Student Performance Prediction Model Based on Course Description and Student Similarity

Tracking #: 779-1770

Flag : Review Received

Authors:

David Mäder

Maja Spahic-Bogdanovic

Hans Friedrich Witschel

Responsible editor:

Guest Editors Neuro-Symbolic AI and Conceptual Modeling 2024

Submission Type:

Article in Special Issue (note in cover letter)

Full PDF Version:

nai-paper-779.pdf

Supplementary Files:

nai-supplementary-779.zip

Cover Letter:

Special_Issue_on_Neuro_Symbolic_AI_and_Domain_Specific_Conceptual_Modelling

Approve Decision:

Approved

Previous Version:

Student Performance Prediction Model Based on Course Description and Student Similarity

Tags:

Reviewed

Decision:
Reject

Solicited Reviews:

Review #1 submitted on 21/Feb/2025

By Alessandro Oltramari
Review Details

Reviewer has chosen not to be Anonymous

Overall Impression: Weak

Content:
Technical Quality of the paper: Weak
Originality of the paper: Yes, but limited
Adequacy of the bibliography: Yes

Presentation:
Adequacy of the abstract: Yes
Introduction: background and motivation: Limited
Organization of the paper: Satisfactory
Level of English: Unsatisfactory
Overall presentation: Average

Detailed Comments:

Review of "Student Performance Prediction Model Based on Course Description and Student Similarity"

This paper presents a student performance prediction model that leverages course descriptions and student similarity metrics. While the study explores an interesting approach to forecasting academic outcomes, several key aspects require attention and improvement.

## [WORK TO COMPLETE]
(a) On the review page, what overall impression did the first reviewer give?
(b) Format the records as a numbered list, starting with their first line and going on through the line with "209, 2347, 294]". Leave out any blank lines.

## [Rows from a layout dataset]
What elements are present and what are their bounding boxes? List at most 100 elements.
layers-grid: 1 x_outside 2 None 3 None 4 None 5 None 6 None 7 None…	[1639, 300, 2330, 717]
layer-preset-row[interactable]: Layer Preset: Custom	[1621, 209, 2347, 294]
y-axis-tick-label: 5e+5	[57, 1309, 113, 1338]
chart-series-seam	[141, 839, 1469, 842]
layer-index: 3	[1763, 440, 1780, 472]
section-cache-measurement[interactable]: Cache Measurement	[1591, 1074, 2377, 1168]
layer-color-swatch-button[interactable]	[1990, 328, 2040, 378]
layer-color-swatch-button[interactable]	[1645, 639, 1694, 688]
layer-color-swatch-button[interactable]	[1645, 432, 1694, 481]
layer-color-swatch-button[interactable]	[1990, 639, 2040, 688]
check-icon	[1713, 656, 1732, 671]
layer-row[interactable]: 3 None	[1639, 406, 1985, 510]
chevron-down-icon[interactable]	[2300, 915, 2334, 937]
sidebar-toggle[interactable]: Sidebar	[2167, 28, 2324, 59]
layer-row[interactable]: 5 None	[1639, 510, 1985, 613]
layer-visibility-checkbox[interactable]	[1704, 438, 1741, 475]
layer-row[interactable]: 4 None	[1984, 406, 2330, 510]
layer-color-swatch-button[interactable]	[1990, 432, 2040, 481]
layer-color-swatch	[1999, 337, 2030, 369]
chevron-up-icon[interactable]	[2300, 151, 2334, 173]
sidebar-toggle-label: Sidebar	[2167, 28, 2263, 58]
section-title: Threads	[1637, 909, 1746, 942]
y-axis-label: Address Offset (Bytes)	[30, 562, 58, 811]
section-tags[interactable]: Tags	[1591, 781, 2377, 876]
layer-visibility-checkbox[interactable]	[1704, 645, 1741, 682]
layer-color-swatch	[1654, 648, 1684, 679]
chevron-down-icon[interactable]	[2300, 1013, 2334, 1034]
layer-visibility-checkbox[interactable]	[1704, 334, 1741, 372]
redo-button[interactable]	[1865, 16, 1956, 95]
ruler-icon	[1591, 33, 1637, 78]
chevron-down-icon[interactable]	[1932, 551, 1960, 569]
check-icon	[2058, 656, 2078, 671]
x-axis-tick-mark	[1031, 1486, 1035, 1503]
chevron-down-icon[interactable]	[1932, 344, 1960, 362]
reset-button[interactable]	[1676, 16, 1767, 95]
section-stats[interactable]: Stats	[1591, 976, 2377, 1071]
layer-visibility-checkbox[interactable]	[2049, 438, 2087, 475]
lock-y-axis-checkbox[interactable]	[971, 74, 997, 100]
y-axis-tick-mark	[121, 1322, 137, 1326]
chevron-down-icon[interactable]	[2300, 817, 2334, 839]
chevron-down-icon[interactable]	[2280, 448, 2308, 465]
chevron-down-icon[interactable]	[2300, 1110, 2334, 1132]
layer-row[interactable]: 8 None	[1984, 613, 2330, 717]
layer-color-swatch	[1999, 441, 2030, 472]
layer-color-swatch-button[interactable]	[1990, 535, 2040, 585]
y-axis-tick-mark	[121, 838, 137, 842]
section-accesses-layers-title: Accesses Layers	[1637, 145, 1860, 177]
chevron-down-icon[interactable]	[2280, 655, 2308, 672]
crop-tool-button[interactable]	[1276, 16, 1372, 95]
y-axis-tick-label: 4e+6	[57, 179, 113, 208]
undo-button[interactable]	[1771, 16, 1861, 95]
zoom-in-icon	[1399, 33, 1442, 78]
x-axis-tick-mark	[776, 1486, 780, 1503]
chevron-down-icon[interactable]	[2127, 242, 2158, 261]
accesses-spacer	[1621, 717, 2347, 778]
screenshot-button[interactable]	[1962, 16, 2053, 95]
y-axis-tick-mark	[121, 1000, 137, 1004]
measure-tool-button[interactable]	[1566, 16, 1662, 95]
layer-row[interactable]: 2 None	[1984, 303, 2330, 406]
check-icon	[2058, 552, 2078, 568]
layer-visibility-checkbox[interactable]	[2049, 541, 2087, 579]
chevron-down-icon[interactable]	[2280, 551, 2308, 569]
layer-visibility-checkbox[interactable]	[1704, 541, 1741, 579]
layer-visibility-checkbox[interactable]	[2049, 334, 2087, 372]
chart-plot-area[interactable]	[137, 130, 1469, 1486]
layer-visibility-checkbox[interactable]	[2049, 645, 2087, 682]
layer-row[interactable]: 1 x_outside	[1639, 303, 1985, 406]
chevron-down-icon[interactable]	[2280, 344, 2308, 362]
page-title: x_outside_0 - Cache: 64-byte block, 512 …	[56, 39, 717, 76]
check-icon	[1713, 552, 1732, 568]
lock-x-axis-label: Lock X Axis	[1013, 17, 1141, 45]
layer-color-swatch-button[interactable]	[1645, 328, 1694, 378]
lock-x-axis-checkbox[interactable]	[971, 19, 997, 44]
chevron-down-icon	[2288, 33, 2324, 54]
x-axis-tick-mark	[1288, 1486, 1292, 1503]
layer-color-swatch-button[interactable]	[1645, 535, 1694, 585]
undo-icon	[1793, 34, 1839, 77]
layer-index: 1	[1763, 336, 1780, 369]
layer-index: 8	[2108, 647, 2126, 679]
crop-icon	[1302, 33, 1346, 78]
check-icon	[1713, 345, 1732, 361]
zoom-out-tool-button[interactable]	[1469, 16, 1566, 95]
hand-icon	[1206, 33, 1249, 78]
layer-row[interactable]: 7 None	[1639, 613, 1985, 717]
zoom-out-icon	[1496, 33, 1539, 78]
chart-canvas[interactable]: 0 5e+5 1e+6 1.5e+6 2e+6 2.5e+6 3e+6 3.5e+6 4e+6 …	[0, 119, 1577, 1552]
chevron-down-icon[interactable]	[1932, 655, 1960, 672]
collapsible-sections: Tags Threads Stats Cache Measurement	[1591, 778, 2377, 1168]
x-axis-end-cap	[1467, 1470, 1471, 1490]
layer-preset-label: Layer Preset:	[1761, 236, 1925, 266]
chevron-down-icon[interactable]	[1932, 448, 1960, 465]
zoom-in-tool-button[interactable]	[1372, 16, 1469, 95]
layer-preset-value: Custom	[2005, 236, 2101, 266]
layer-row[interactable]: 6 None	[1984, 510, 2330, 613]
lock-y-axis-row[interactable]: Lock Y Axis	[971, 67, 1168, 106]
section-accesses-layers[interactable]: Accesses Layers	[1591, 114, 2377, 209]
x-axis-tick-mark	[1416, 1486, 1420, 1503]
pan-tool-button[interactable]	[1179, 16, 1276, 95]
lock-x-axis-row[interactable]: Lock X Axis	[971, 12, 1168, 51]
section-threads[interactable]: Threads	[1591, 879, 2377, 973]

## [LIST OF SOLUTIONS]
(a) Weak

(b)
1. What elements are present and what are their bounding boxes? List at most 100 elements.
2. layers-grid: 1 x_outside 2 None 3 None 4 None 5 None 6 None 7 None…	[1639, 300, 2330, 717]
3. layer-preset-row[interactable]: Layer Preset: Custom	[1621, 209, 2347, 294]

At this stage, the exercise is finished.